Exercise details:
Each entry below is to be extracted exactly.

Input rows:
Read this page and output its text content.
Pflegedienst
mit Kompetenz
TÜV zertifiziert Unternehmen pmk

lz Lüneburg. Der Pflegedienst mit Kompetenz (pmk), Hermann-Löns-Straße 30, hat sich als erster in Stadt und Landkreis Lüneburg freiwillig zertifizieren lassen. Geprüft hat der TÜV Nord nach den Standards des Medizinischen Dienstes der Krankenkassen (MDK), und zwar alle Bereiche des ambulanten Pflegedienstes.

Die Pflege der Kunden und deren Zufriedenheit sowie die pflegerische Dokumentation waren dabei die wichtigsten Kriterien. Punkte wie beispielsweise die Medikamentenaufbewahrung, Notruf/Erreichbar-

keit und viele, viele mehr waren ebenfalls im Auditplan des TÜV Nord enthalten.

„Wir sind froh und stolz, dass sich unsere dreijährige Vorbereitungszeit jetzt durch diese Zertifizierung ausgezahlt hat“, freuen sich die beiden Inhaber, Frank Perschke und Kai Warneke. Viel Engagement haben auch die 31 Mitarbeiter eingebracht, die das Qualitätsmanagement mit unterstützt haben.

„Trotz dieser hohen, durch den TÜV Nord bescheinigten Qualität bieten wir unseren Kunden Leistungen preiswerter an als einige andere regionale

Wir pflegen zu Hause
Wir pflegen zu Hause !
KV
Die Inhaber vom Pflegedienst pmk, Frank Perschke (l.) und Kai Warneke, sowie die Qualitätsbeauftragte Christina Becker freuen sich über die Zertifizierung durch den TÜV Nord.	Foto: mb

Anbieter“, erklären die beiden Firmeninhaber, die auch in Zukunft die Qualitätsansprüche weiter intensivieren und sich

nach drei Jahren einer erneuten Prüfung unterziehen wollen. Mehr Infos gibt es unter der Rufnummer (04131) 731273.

Expected output:
Read this page and output its text content.
Pflegedienst
mit Kompetenz
TÜV zertifiziert Unternehmen pmk

lz Lüneburg. Der Pflegedienst mit Kompetenz (pmk), Hermann-Löns-Straße 30, hat sich als erster in Stadt und Landkreis Lüneburg freiwillig zertifizieren lassen. Geprüft hat der TÜV Nord nach den Standards des Medizinischen Dienstes der Krankenkassen (MDK), und zwar alle Bereiche des ambulanten Pflegedienstes.

Die Pflege der Kunden und deren Zufriedenheit sowie die pflegerische Dokumentation waren dabei die wichtigsten Kriterien. Punkte wie beispielsweise die Medikamentenaufbewahrung, Notruf/Erreichbar-

keit und viele, viele mehr waren ebenfalls im Auditplan des TÜV Nord enthalten.

„Wir sind froh und stolz, dass sich unsere dreijährige Vorbereitungszeit jetzt durch diese Zertifizierung ausgezahlt hat“, freuen sich die beiden Inhaber, Frank Perschke und Kai Warneke. Viel Engagement haben auch die 31 Mitarbeiter eingebracht, die das Qualitätsmanagement mit unterstützt haben.

„Trotz dieser hohen, durch den TÜV Nord bescheinigten Qualität bieten wir unseren Kunden Leistungen preiswerter an als einige andere regionale

Wir pflegen zu Hause
Wir pflegen zu Hause !
KV
Die Inhaber vom Pflegedienst pmk, Frank Perschke (l.) und Kai Warneke, sowie die Qualitätsbeauftragte Christina Becker freuen sich über die Zertifizierung durch den TÜV Nord.	Foto: mb

Anbieter“, erklären die beiden Firmeninhaber, die auch in Zukunft die Qualitätsansprüche weiter intensivieren und sich

nach drei Jahren einer erneuten Prüfung unterziehen wollen. Mehr Infos gibt es unter der Rufnummer (04131) 731273.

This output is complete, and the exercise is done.